/---
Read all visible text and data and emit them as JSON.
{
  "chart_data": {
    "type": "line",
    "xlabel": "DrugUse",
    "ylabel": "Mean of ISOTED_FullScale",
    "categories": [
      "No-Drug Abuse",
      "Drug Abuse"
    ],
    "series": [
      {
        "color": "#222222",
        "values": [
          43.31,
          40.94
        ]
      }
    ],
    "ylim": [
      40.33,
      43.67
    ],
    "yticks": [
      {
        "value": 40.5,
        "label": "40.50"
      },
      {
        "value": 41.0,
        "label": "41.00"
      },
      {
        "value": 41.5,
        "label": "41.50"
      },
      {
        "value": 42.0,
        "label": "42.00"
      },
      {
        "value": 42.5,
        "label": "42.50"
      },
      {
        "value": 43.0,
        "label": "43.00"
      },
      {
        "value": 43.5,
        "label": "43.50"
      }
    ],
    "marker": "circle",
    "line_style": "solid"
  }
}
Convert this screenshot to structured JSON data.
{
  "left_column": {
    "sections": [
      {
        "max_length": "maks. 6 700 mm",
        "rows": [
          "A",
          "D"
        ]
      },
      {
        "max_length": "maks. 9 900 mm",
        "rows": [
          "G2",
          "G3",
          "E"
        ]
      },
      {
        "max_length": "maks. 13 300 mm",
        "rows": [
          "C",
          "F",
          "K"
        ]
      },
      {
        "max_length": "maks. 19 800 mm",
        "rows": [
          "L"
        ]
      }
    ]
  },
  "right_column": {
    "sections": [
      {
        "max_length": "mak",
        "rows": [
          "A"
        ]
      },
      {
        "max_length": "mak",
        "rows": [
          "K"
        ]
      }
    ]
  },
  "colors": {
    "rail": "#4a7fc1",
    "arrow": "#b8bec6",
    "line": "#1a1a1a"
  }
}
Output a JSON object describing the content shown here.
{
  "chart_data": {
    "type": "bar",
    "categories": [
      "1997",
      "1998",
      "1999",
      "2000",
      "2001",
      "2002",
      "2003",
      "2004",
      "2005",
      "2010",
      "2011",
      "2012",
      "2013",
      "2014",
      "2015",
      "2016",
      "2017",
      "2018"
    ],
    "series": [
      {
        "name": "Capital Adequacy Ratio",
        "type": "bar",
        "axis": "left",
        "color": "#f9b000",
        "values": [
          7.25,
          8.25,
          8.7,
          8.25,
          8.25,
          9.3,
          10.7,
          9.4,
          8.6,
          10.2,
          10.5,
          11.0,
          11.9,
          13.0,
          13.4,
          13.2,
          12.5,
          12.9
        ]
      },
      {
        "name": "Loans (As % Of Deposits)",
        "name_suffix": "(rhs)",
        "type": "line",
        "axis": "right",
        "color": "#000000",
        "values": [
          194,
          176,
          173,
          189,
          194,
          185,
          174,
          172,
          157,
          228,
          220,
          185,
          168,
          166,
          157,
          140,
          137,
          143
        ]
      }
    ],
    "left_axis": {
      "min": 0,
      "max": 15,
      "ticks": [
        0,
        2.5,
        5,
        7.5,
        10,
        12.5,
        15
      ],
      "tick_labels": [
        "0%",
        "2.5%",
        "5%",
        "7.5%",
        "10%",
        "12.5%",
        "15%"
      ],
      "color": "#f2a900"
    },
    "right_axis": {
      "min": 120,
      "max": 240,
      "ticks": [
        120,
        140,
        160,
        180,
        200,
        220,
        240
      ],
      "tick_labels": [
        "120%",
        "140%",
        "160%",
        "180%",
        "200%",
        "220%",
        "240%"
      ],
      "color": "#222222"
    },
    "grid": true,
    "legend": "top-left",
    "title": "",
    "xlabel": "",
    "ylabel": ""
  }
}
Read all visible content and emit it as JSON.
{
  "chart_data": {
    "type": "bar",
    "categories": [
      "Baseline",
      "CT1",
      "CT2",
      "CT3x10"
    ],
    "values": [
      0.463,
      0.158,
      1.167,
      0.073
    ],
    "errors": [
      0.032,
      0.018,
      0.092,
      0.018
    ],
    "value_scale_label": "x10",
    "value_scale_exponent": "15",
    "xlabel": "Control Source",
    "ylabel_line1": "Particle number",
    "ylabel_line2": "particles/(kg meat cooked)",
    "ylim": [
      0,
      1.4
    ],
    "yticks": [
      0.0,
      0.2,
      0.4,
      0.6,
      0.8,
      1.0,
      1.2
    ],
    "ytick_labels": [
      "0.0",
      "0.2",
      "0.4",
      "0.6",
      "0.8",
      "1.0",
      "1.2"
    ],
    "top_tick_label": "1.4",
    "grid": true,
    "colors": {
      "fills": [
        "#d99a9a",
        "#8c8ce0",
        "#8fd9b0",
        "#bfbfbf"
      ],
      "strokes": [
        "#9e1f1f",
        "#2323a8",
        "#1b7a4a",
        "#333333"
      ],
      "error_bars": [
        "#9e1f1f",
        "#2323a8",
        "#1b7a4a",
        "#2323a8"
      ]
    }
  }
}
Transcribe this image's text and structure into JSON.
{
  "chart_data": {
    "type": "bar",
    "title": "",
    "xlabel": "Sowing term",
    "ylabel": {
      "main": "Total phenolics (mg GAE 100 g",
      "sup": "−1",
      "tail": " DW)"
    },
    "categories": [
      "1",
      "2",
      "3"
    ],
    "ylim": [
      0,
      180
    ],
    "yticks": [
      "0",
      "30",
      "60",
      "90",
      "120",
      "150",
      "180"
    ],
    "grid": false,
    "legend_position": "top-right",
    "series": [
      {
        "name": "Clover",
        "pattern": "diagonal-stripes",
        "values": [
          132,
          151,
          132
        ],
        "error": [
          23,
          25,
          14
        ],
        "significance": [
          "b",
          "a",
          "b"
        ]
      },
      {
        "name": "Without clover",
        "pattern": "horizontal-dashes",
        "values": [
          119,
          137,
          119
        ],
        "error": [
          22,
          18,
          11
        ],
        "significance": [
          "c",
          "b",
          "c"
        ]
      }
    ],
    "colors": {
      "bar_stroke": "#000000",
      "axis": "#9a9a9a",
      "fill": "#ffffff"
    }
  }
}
\---
▶ [REQUIREMENTS]:
Print exactly the lines above, starting at the line that contains "Transcribe this image's" and ending with the last line of the records, both included.

▶ [ANSWER TO THE PROBLEM]:
Transcribe this image's text and structure into JSON.
{
  "chart_data": {
    "type": "bar",
    "title": "",
    "xlabel": "Sowing term",
    "ylabel": {
      "main": "Total phenolics (mg GAE 100 g",
      "sup": "−1",
      "tail": " DW)"
    },
    "categories": [
      "1",
      "2",
      "3"
    ],
    "ylim": [
      0,
      180
    ],
    "yticks": [
      "0",
      "30",
      "60",
      "90",
      "120",
      "150",
      "180"
    ],
    "grid": false,
    "legend_position": "top-right",
    "series": [
      {
        "name": "Clover",
        "pattern": "diagonal-stripes",
        "values": [
          132,
          151,
          132
        ],
        "error": [
          23,
          25,
          14
        ],
        "significance": [
          "b",
          "a",
          "b"
        ]
      },
      {
        "name": "Without clover",
        "pattern": "horizontal-dashes",
        "values": [
          119,
          137,
          119
        ],
        "error": [
          22,
          18,
          11
        ],
        "significance": [
          "c",
          "b",
          "c"
        ]
      }
    ],
    "colors": {
      "bar_stroke": "#000000",
      "axis": "#9a9a9a",
      "fill": "#ffffff"
    }
  }
}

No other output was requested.